++++ PROVIDED MATERIAL

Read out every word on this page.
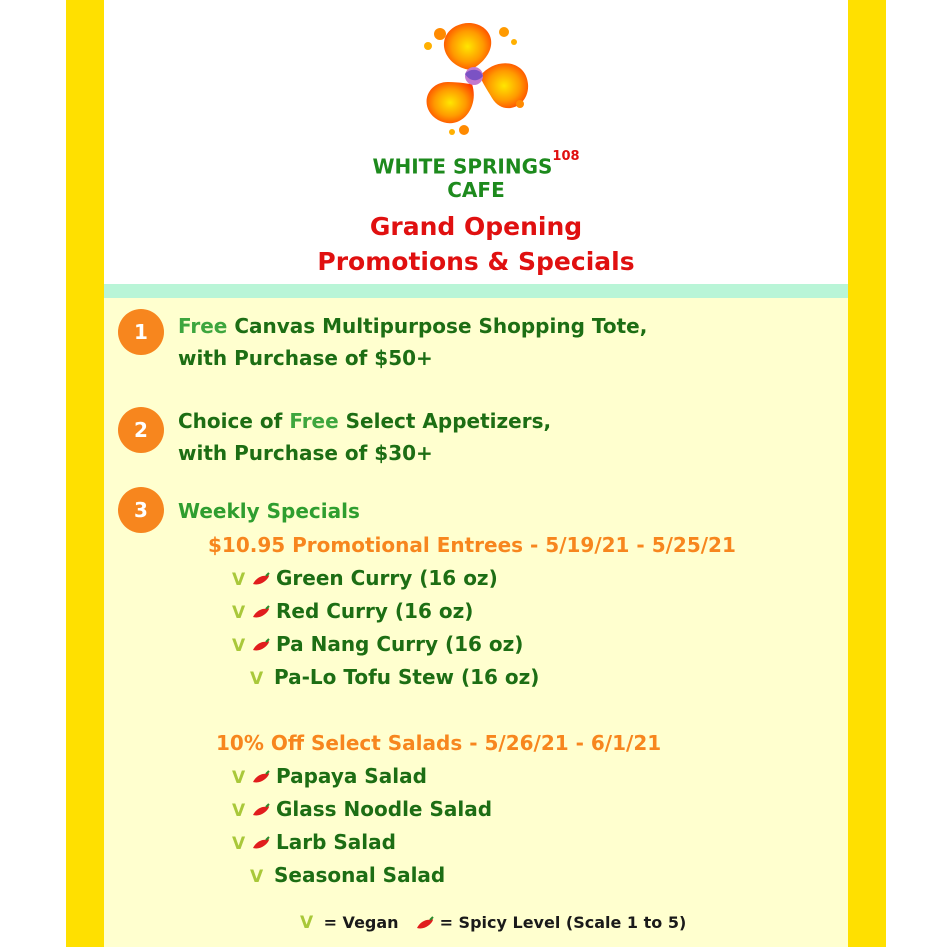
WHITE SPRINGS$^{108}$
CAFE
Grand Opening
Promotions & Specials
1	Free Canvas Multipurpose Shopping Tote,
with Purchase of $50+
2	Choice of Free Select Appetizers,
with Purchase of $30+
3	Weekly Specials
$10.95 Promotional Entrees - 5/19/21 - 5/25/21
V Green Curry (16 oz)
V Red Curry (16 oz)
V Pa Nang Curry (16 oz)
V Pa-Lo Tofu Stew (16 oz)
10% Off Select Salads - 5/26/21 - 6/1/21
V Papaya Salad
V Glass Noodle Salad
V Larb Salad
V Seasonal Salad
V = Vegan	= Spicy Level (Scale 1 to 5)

++++++++
++++ PROVIDED MATERIAL

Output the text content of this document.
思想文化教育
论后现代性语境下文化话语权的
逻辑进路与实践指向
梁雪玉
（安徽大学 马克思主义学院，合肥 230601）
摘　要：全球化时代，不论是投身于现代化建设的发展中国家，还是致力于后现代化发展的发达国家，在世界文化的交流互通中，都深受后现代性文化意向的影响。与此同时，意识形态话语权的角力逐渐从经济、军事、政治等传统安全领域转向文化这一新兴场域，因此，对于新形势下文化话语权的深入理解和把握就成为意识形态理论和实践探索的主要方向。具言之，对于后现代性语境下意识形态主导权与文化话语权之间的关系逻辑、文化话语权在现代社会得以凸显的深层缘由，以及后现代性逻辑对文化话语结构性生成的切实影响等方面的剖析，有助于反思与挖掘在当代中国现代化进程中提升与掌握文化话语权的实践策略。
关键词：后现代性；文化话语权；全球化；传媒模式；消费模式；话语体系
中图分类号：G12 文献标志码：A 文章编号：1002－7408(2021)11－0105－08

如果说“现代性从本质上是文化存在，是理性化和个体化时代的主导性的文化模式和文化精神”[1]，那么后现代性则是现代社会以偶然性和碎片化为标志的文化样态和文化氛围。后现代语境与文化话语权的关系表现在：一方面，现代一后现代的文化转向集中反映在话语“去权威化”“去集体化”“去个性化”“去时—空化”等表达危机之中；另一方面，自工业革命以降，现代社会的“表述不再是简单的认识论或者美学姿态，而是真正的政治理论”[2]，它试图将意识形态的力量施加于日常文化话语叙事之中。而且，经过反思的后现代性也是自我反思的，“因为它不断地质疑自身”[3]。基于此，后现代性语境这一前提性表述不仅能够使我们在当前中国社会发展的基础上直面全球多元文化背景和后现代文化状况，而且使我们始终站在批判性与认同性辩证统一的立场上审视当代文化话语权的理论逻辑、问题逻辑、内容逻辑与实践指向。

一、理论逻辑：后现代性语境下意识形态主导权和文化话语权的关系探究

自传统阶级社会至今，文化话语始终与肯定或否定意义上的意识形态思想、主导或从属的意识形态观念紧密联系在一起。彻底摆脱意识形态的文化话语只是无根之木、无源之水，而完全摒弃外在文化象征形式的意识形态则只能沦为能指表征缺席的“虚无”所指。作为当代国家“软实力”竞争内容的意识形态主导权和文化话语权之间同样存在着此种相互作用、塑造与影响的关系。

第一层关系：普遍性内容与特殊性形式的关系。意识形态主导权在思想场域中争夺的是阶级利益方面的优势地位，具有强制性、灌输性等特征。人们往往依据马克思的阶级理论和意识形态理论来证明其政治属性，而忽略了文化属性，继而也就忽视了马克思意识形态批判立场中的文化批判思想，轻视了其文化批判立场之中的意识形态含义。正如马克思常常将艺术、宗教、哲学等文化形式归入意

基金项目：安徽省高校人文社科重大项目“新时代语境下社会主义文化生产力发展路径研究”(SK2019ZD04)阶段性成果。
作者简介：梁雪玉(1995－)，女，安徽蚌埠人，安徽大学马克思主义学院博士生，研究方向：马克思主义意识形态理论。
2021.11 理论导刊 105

++++++++

## REQUIREMENTS
Using the material above, count the lines containing the word "Free". Reply with the number alone.

## FINISHED EXERCISE
2